[Exercise directions] A faithful transcription of all the data is required.

● ● ● ● ● ● ●

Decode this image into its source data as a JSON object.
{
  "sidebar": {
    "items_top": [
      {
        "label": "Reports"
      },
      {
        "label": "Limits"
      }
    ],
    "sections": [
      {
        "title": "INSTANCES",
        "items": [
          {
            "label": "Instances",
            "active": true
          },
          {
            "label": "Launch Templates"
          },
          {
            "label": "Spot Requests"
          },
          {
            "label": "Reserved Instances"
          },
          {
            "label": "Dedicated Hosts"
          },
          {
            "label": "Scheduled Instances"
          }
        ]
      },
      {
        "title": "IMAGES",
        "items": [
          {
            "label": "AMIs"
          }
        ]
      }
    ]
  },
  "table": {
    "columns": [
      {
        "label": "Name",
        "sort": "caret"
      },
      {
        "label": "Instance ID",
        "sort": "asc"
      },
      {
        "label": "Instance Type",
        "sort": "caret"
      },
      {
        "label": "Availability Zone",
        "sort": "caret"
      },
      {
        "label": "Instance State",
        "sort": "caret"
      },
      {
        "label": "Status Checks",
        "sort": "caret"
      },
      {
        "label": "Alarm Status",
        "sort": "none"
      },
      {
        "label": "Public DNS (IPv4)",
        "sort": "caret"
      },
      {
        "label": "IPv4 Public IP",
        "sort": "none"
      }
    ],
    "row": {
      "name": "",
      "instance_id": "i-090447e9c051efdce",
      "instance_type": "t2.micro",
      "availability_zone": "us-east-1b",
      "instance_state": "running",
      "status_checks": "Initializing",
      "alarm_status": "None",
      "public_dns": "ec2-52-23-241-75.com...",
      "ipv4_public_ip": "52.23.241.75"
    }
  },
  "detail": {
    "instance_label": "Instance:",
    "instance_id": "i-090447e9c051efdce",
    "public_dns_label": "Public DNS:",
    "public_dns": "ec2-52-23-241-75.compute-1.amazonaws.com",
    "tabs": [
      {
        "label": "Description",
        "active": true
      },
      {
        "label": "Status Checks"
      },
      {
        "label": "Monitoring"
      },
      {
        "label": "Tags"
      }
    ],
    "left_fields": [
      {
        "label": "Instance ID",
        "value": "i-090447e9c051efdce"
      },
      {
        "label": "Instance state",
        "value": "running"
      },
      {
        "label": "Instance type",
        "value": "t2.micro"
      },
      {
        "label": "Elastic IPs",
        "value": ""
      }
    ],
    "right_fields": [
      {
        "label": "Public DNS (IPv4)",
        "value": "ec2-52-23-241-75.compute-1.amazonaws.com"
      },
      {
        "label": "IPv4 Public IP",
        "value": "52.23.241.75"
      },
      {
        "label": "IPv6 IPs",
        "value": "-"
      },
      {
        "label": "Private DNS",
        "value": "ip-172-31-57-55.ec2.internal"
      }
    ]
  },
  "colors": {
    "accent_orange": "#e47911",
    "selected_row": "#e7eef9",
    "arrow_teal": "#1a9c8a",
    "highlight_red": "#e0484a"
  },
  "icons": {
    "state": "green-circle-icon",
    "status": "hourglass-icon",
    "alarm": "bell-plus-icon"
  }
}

● ● ● ● ● ● ●

[Response for this exercise]
Decode this image into its source data as a JSON object.
{
  "sidebar": {
    "items_top": [
      {
        "label": "Reports"
      },
      {
        "label": "Limits"
      }
    ],
    "sections": [
      {
        "title": "INSTANCES",
        "items": [
          {
            "label": "Instances",
            "active": true
          },
          {
            "label": "Launch Templates"
          },
          {
            "label": "Spot Requests"
          },
          {
            "label": "Reserved Instances"
          },
          {
            "label": "Dedicated Hosts"
          },
          {
            "label": "Scheduled Instances"
          }
        ]
      },
      {
        "title": "IMAGES",
        "items": [
          {
            "label": "AMIs"
          }
        ]
      }
    ]
  },
  "table": {
    "columns": [
      {
        "label": "Name",
        "sort": "caret"
      },
      {
        "label": "Instance ID",
        "sort": "asc"
      },
      {
        "label": "Instance Type",
        "sort": "caret"
      },
      {
        "label": "Availability Zone",
        "sort": "caret"
      },
      {
        "label": "Instance State",
        "sort": "caret"
      },
      {
        "label": "Status Checks",
        "sort": "caret"
      },
      {
        "label": "Alarm Status",
        "sort": "none"
      },
      {
        "label": "Public DNS (IPv4)",
        "sort": "caret"
      },
      {
        "label": "IPv4 Public IP",
        "sort": "none"
      }
    ],
    "row": {
      "name": "",
      "instance_id": "i-090447e9c051efdce",
      "instance_type": "t2.micro",
      "availability_zone": "us-east-1b",
      "instance_state": "running",
      "status_checks": "Initializing",
      "alarm_status": "None",
      "public_dns": "ec2-52-23-241-75.com...",
      "ipv4_public_ip": "52.23.241.75"
    }
  },
  "detail": {
    "instance_label": "Instance:",
    "instance_id": "i-090447e9c051efdce",
    "public_dns_label": "Public DNS:",
    "public_dns": "ec2-52-23-241-75.compute-1.amazonaws.com",
    "tabs": [
      {
        "label": "Description",
        "active": true
      },
      {
        "label": "Status Checks"
      },
      {
        "label": "Monitoring"
      },
      {
        "label": "Tags"
      }
    ],
    "left_fields": [
      {
        "label": "Instance ID",
        "value": "i-090447e9c051efdce"
      },
      {
        "label": "Instance state",
        "value": "running"
      },
      {
        "label": "Instance type",
        "value": "t2.micro"
      },
      {
        "label": "Elastic IPs",
        "value": ""
      }
    ],
    "right_fields": [
      {
        "label": "Public DNS (IPv4)",
        "value": "ec2-52-23-241-75.compute-1.amazonaws.com"
      },
      {
        "label": "IPv4 Public IP",
        "value": "52.23.241.75"
      },
      {
        "label": "IPv6 IPs",
        "value": "-"
      },
      {
        "label": "Private DNS",
        "value": "ip-172-31-57-55.ec2.internal"
      }
    ]
  },
  "colors": {
    "accent_orange": "#e47911",
    "selected_row": "#e7eef9",
    "arrow_teal": "#1a9c8a",
    "highlight_red": "#e0484a"
  },
  "icons": {
    "state": "green-circle-icon",
    "status": "hourglass-icon",
    "alarm": "bell-plus-icon"
  }
}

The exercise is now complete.